## WRITTEN PROBLEM
Wherever the word "text" shows up in a line, please copy that line.

## RECORDS FOR THE EXERCISE
"""

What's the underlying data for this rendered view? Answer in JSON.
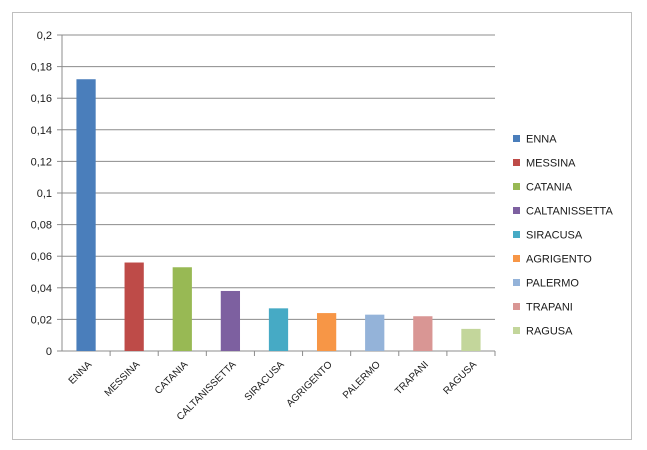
{
  "chart_data": {
    "type": "bar",
    "categories": [
      "ENNA",
      "MESSINA",
      "CATANIA",
      "CALTANISSETTA",
      "SIRACUSA",
      "AGRIGENTO",
      "PALERMO",
      "TRAPANI",
      "RAGUSA"
    ],
    "values": [
      0.172,
      0.056,
      0.053,
      0.038,
      0.027,
      0.024,
      0.023,
      0.022,
      0.014
    ],
    "colors": [
      "#4a7ebb",
      "#be4b48",
      "#98b954",
      "#7d60a0",
      "#46aac5",
      "#f79646",
      "#94b3d9",
      "#d99694",
      "#c3d69b"
    ],
    "ylim": [
      0,
      0.2
    ],
    "yticks": [
      "0",
      "0,02",
      "0,04",
      "0,06",
      "0,08",
      "0,1",
      "0,12",
      "0,14",
      "0,16",
      "0,18",
      "0,2"
    ],
    "grid": true,
    "legend_position": "right",
    "title": "",
    "xlabel": "",
    "ylabel": ""
  }
}
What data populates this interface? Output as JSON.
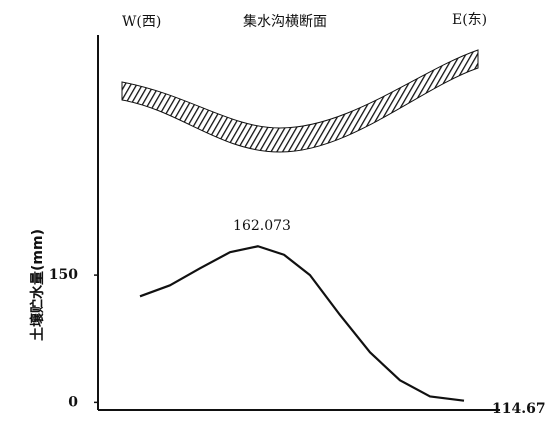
{
  "chart_data": {
    "type": "line",
    "title": "集水沟横断面",
    "west_label": "W(西)",
    "east_label": "E(东)",
    "y_label": "土壤贮水量(mm)",
    "annotations": [
      "162.073",
      "114.67"
    ],
    "x": [
      10,
      17.5,
      25,
      32.5,
      39.5,
      46,
      52.5,
      60,
      67.5,
      75,
      82.5,
      91
    ],
    "values": [
      125,
      138,
      158,
      177,
      184,
      174,
      150,
      103,
      59,
      26,
      7,
      2
    ],
    "color": "#111111",
    "xlim": [
      0,
      100
    ],
    "ylim": [
      -9,
      433
    ],
    "yticks": [
      0,
      150
    ]
  }
}
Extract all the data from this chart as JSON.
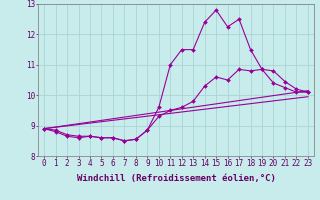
{
  "xlabel": "Windchill (Refroidissement éolien,°C)",
  "background_color": "#c8ecec",
  "grid_color": "#aad4d4",
  "line_color": "#990099",
  "series": [
    {
      "x": [
        0,
        1,
        2,
        3,
        4,
        5,
        6,
        7,
        8,
        9,
        10,
        11,
        12,
        13,
        14,
        15,
        16,
        17,
        18,
        19,
        20,
        21,
        22,
        23
      ],
      "y": [
        8.9,
        8.85,
        8.7,
        8.65,
        8.65,
        8.6,
        8.6,
        8.5,
        8.55,
        8.85,
        9.6,
        11.0,
        11.5,
        11.5,
        12.4,
        12.8,
        12.25,
        12.5,
        11.5,
        10.85,
        10.4,
        10.25,
        10.1,
        10.1
      ]
    },
    {
      "x": [
        0,
        1,
        2,
        3,
        4,
        5,
        6,
        7,
        8,
        9,
        10,
        11,
        12,
        13,
        14,
        15,
        16,
        17,
        18,
        19,
        20,
        21,
        22,
        23
      ],
      "y": [
        8.9,
        8.8,
        8.65,
        8.6,
        8.65,
        8.6,
        8.6,
        8.5,
        8.55,
        8.85,
        9.3,
        9.5,
        9.6,
        9.8,
        10.3,
        10.6,
        10.5,
        10.85,
        10.8,
        10.85,
        10.8,
        10.45,
        10.2,
        10.1
      ]
    },
    {
      "x": [
        0,
        23
      ],
      "y": [
        8.9,
        10.15
      ]
    },
    {
      "x": [
        0,
        23
      ],
      "y": [
        8.9,
        9.95
      ]
    }
  ],
  "ylim": [
    8.0,
    13.0
  ],
  "xlim": [
    -0.5,
    23.5
  ],
  "yticks": [
    8,
    9,
    10,
    11,
    12,
    13
  ],
  "xticks": [
    0,
    1,
    2,
    3,
    4,
    5,
    6,
    7,
    8,
    9,
    10,
    11,
    12,
    13,
    14,
    15,
    16,
    17,
    18,
    19,
    20,
    21,
    22,
    23
  ],
  "tick_fontsize": 5.5,
  "xlabel_fontsize": 6.5,
  "marker": "D",
  "markersize": 2.0,
  "linewidth": 0.8
}
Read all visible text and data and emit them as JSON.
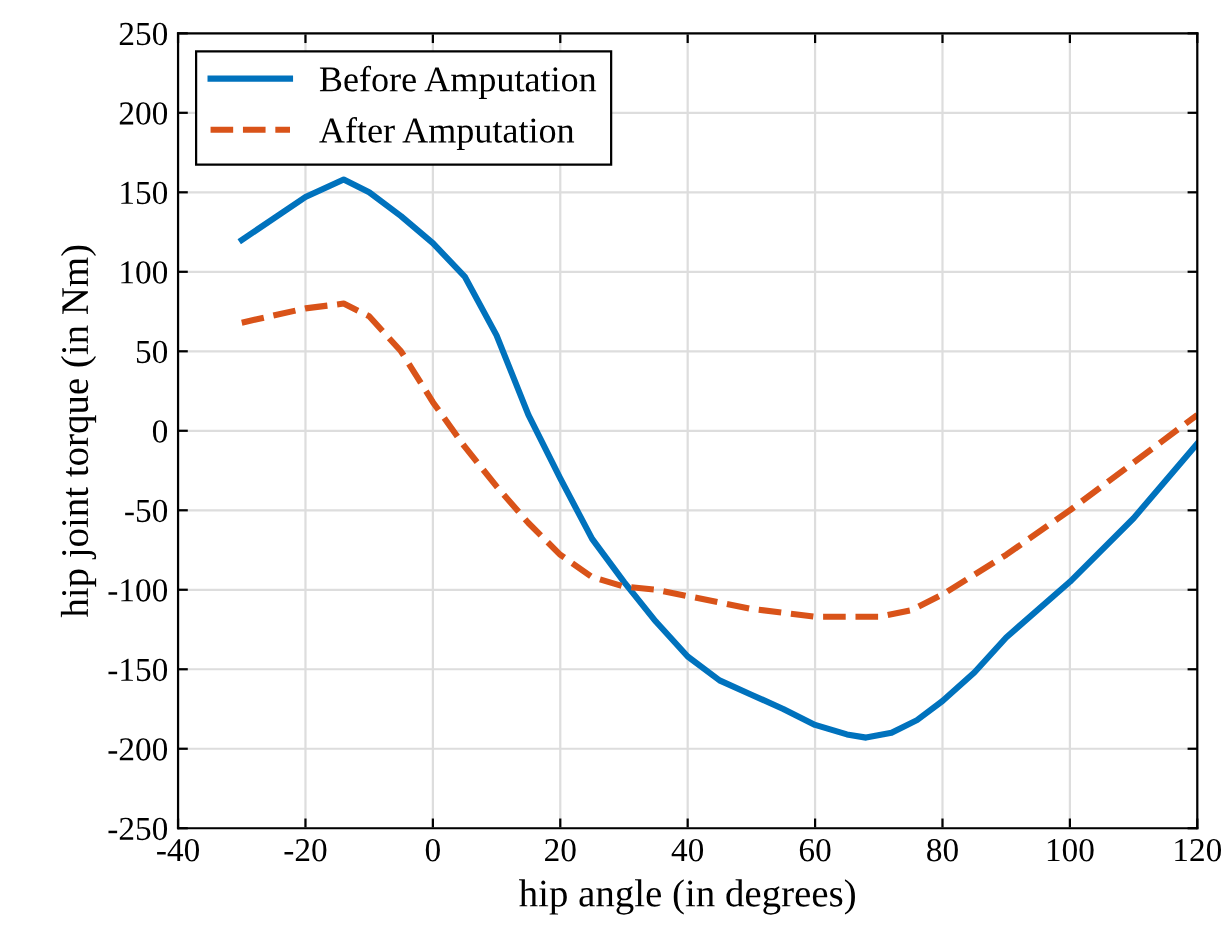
{
  "chart_data": {
    "type": "line",
    "xlabel": "hip angle (in degrees)",
    "ylabel": "hip joint torque (in Nm)",
    "xlim": [
      -40,
      120
    ],
    "xticks": [
      -40,
      -20,
      0,
      20,
      40,
      60,
      80,
      100,
      120
    ],
    "ylim": [
      -250,
      250
    ],
    "yticks": [
      -250,
      -200,
      -150,
      -100,
      -50,
      0,
      50,
      100,
      150,
      200,
      250
    ],
    "grid": true,
    "legend": "top left",
    "marker": "none",
    "series": [
      {
        "name": "Before Amputation",
        "color": "#0072bd",
        "line_style": "solid",
        "x": [
          -30,
          -20,
          -14,
          -10,
          -5,
          0,
          5,
          10,
          15,
          20,
          25,
          30,
          35,
          40,
          45,
          50,
          55,
          60,
          65,
          68,
          72,
          76,
          80,
          85,
          90,
          100,
          110,
          120
        ],
        "values": [
          120,
          147,
          158,
          150,
          135,
          118,
          97,
          60,
          10,
          -30,
          -68,
          -95,
          -120,
          -142,
          -157,
          -166,
          -175,
          -185,
          -191,
          -193,
          -190,
          -182,
          -170,
          -152,
          -130,
          -95,
          -55,
          -8
        ]
      },
      {
        "name": "After Amputation",
        "color": "#d95319",
        "line_style": "dashed",
        "x": [
          -30,
          -20,
          -14,
          -10,
          -5,
          0,
          5,
          10,
          15,
          20,
          25,
          30,
          35,
          40,
          45,
          50,
          60,
          70,
          75,
          80,
          90,
          100,
          110,
          120
        ],
        "values": [
          68,
          77,
          80,
          72,
          50,
          18,
          -10,
          -35,
          -58,
          -78,
          -92,
          -98,
          -100,
          -104,
          -108,
          -112,
          -117,
          -117,
          -113,
          -103,
          -78,
          -50,
          -20,
          10
        ]
      }
    ]
  }
}
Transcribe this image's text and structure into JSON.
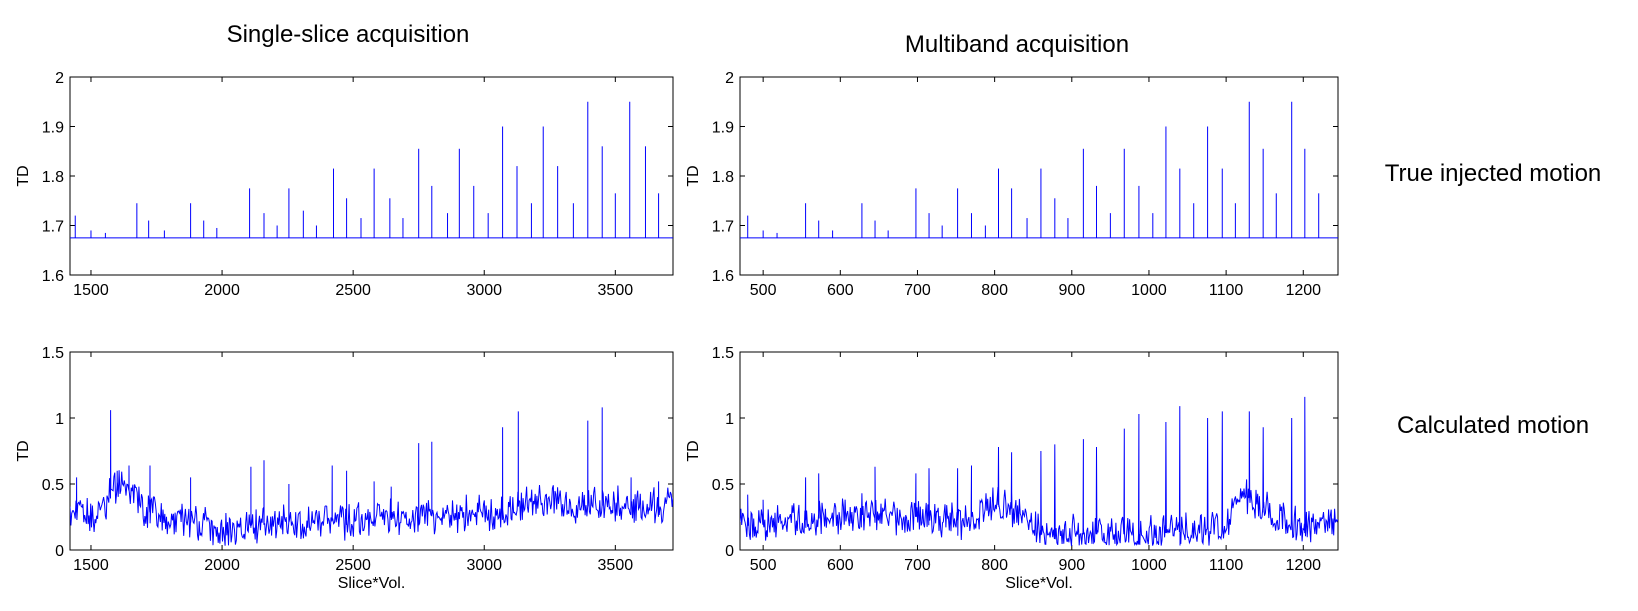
{
  "figure": {
    "col_titles": [
      "Single-slice acquisition",
      "Multiband acquisition"
    ],
    "row_labels": [
      "True injected motion",
      "Calculated motion"
    ],
    "series_color": "#0000ff"
  },
  "chart_data": [
    {
      "id": "single-true",
      "type": "line",
      "title": "Single-slice acquisition",
      "xlabel": "",
      "ylabel": "TD",
      "xlim": [
        1420,
        3720
      ],
      "ylim": [
        1.6,
        2.0
      ],
      "xticks": [
        1500,
        2000,
        2500,
        3000,
        3500
      ],
      "yticks": [
        1.6,
        1.7,
        1.8,
        1.9,
        2.0
      ],
      "ytick_labels": [
        "1.6",
        "1.7",
        "1.8",
        "1.9",
        "2"
      ],
      "series": [
        {
          "baseline": 1.675,
          "spikes": [
            [
              1440,
              1.72
            ],
            [
              1500,
              1.69
            ],
            [
              1555,
              1.685
            ],
            [
              1675,
              1.745
            ],
            [
              1720,
              1.71
            ],
            [
              1780,
              1.69
            ],
            [
              1880,
              1.745
            ],
            [
              1930,
              1.71
            ],
            [
              1980,
              1.695
            ],
            [
              2105,
              1.775
            ],
            [
              2160,
              1.725
            ],
            [
              2210,
              1.7
            ],
            [
              2255,
              1.775
            ],
            [
              2310,
              1.73
            ],
            [
              2360,
              1.7
            ],
            [
              2425,
              1.815
            ],
            [
              2475,
              1.755
            ],
            [
              2530,
              1.715
            ],
            [
              2580,
              1.815
            ],
            [
              2640,
              1.755
            ],
            [
              2690,
              1.715
            ],
            [
              2750,
              1.855
            ],
            [
              2800,
              1.78
            ],
            [
              2860,
              1.725
            ],
            [
              2905,
              1.855
            ],
            [
              2960,
              1.78
            ],
            [
              3015,
              1.725
            ],
            [
              3070,
              1.9
            ],
            [
              3125,
              1.82
            ],
            [
              3180,
              1.745
            ],
            [
              3225,
              1.9
            ],
            [
              3280,
              1.82
            ],
            [
              3340,
              1.745
            ],
            [
              3395,
              1.95
            ],
            [
              3450,
              1.86
            ],
            [
              3500,
              1.765
            ],
            [
              3555,
              1.95
            ],
            [
              3615,
              1.86
            ],
            [
              3665,
              1.765
            ]
          ]
        }
      ]
    },
    {
      "id": "multi-true",
      "type": "line",
      "title": "Multiband acquisition",
      "xlabel": "",
      "ylabel": "TD",
      "xlim": [
        470,
        1245
      ],
      "ylim": [
        1.6,
        2.0
      ],
      "xticks": [
        500,
        600,
        700,
        800,
        900,
        1000,
        1100,
        1200
      ],
      "yticks": [
        1.6,
        1.7,
        1.8,
        1.9,
        2.0
      ],
      "ytick_labels": [
        "1.6",
        "1.7",
        "1.8",
        "1.9",
        "2"
      ],
      "series": [
        {
          "baseline": 1.675,
          "spikes": [
            [
              480,
              1.72
            ],
            [
              500,
              1.69
            ],
            [
              518,
              1.685
            ],
            [
              555,
              1.745
            ],
            [
              572,
              1.71
            ],
            [
              590,
              1.69
            ],
            [
              628,
              1.745
            ],
            [
              645,
              1.71
            ],
            [
              662,
              1.69
            ],
            [
              698,
              1.775
            ],
            [
              715,
              1.725
            ],
            [
              732,
              1.7
            ],
            [
              752,
              1.775
            ],
            [
              770,
              1.725
            ],
            [
              788,
              1.7
            ],
            [
              805,
              1.815
            ],
            [
              822,
              1.775
            ],
            [
              842,
              1.715
            ],
            [
              860,
              1.815
            ],
            [
              878,
              1.755
            ],
            [
              895,
              1.715
            ],
            [
              915,
              1.855
            ],
            [
              932,
              1.78
            ],
            [
              950,
              1.725
            ],
            [
              968,
              1.855
            ],
            [
              987,
              1.78
            ],
            [
              1005,
              1.725
            ],
            [
              1022,
              1.9
            ],
            [
              1040,
              1.815
            ],
            [
              1058,
              1.745
            ],
            [
              1076,
              1.9
            ],
            [
              1095,
              1.815
            ],
            [
              1112,
              1.745
            ],
            [
              1130,
              1.95
            ],
            [
              1148,
              1.855
            ],
            [
              1165,
              1.765
            ],
            [
              1185,
              1.95
            ],
            [
              1202,
              1.855
            ],
            [
              1220,
              1.765
            ]
          ]
        }
      ]
    },
    {
      "id": "single-calc",
      "type": "line",
      "title": "",
      "xlabel": "Slice*Vol.",
      "ylabel": "TD",
      "xlim": [
        1420,
        3720
      ],
      "ylim": [
        0,
        1.5
      ],
      "xticks": [
        1500,
        2000,
        2500,
        3000,
        3500
      ],
      "yticks": [
        0,
        0.5,
        1,
        1.5
      ],
      "ytick_labels": [
        "0",
        "0.5",
        "1",
        "1.5"
      ],
      "series": [
        {
          "noise_points": 700,
          "anchors": [
            [
              1420,
              0.3
            ],
            [
              1500,
              0.25
            ],
            [
              1550,
              0.35
            ],
            [
              1580,
              0.48
            ],
            [
              1620,
              0.5
            ],
            [
              1660,
              0.42
            ],
            [
              1700,
              0.3
            ],
            [
              1800,
              0.24
            ],
            [
              1900,
              0.2
            ],
            [
              2000,
              0.15
            ],
            [
              2100,
              0.18
            ],
            [
              2300,
              0.22
            ],
            [
              2500,
              0.23
            ],
            [
              2700,
              0.25
            ],
            [
              2900,
              0.27
            ],
            [
              3000,
              0.28
            ],
            [
              3100,
              0.32
            ],
            [
              3200,
              0.35
            ],
            [
              3300,
              0.35
            ],
            [
              3400,
              0.33
            ],
            [
              3550,
              0.35
            ],
            [
              3720,
              0.35
            ]
          ],
          "spikes": [
            [
              1445,
              0.55
            ],
            [
              1575,
              1.06
            ],
            [
              1600,
              0.6
            ],
            [
              1645,
              0.64
            ],
            [
              1725,
              0.64
            ],
            [
              1880,
              0.55
            ],
            [
              2110,
              0.63
            ],
            [
              2160,
              0.68
            ],
            [
              2255,
              0.5
            ],
            [
              2420,
              0.64
            ],
            [
              2475,
              0.6
            ],
            [
              2580,
              0.52
            ],
            [
              2645,
              0.48
            ],
            [
              2750,
              0.81
            ],
            [
              2800,
              0.82
            ],
            [
              3070,
              0.93
            ],
            [
              3130,
              1.05
            ],
            [
              3395,
              0.98
            ],
            [
              3450,
              1.08
            ],
            [
              3560,
              0.55
            ],
            [
              3665,
              0.52
            ]
          ]
        }
      ]
    },
    {
      "id": "multi-calc",
      "type": "line",
      "title": "",
      "xlabel": "Slice*Vol.",
      "ylabel": "TD",
      "xlim": [
        470,
        1245
      ],
      "ylim": [
        0,
        1.5
      ],
      "xticks": [
        500,
        600,
        700,
        800,
        900,
        1000,
        1100,
        1200
      ],
      "yticks": [
        0,
        0.5,
        1,
        1.5
      ],
      "ytick_labels": [
        "0",
        "0.5",
        "1",
        "1.5"
      ],
      "series": [
        {
          "noise_points": 700,
          "anchors": [
            [
              470,
              0.18
            ],
            [
              520,
              0.2
            ],
            [
              600,
              0.26
            ],
            [
              650,
              0.27
            ],
            [
              700,
              0.25
            ],
            [
              760,
              0.22
            ],
            [
              800,
              0.35
            ],
            [
              830,
              0.3
            ],
            [
              860,
              0.15
            ],
            [
              900,
              0.12
            ],
            [
              950,
              0.12
            ],
            [
              1000,
              0.12
            ],
            [
              1050,
              0.14
            ],
            [
              1100,
              0.18
            ],
            [
              1120,
              0.45
            ],
            [
              1140,
              0.35
            ],
            [
              1170,
              0.24
            ],
            [
              1200,
              0.2
            ],
            [
              1245,
              0.18
            ]
          ],
          "spikes": [
            [
              480,
              0.42
            ],
            [
              500,
              0.38
            ],
            [
              555,
              0.55
            ],
            [
              572,
              0.58
            ],
            [
              628,
              0.43
            ],
            [
              645,
              0.63
            ],
            [
              698,
              0.58
            ],
            [
              715,
              0.62
            ],
            [
              752,
              0.62
            ],
            [
              770,
              0.64
            ],
            [
              805,
              0.78
            ],
            [
              822,
              0.74
            ],
            [
              860,
              0.75
            ],
            [
              878,
              0.8
            ],
            [
              915,
              0.84
            ],
            [
              932,
              0.78
            ],
            [
              968,
              0.92
            ],
            [
              987,
              1.03
            ],
            [
              1022,
              0.97
            ],
            [
              1040,
              1.09
            ],
            [
              1076,
              1.0
            ],
            [
              1095,
              1.05
            ],
            [
              1130,
              1.05
            ],
            [
              1148,
              0.93
            ],
            [
              1185,
              1.0
            ],
            [
              1202,
              1.16
            ]
          ]
        }
      ]
    }
  ]
}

"""

## WRITTEN REPLY
Read all visible text and data and emit them as JSON.
Transcribe this image's text and structure into JSON.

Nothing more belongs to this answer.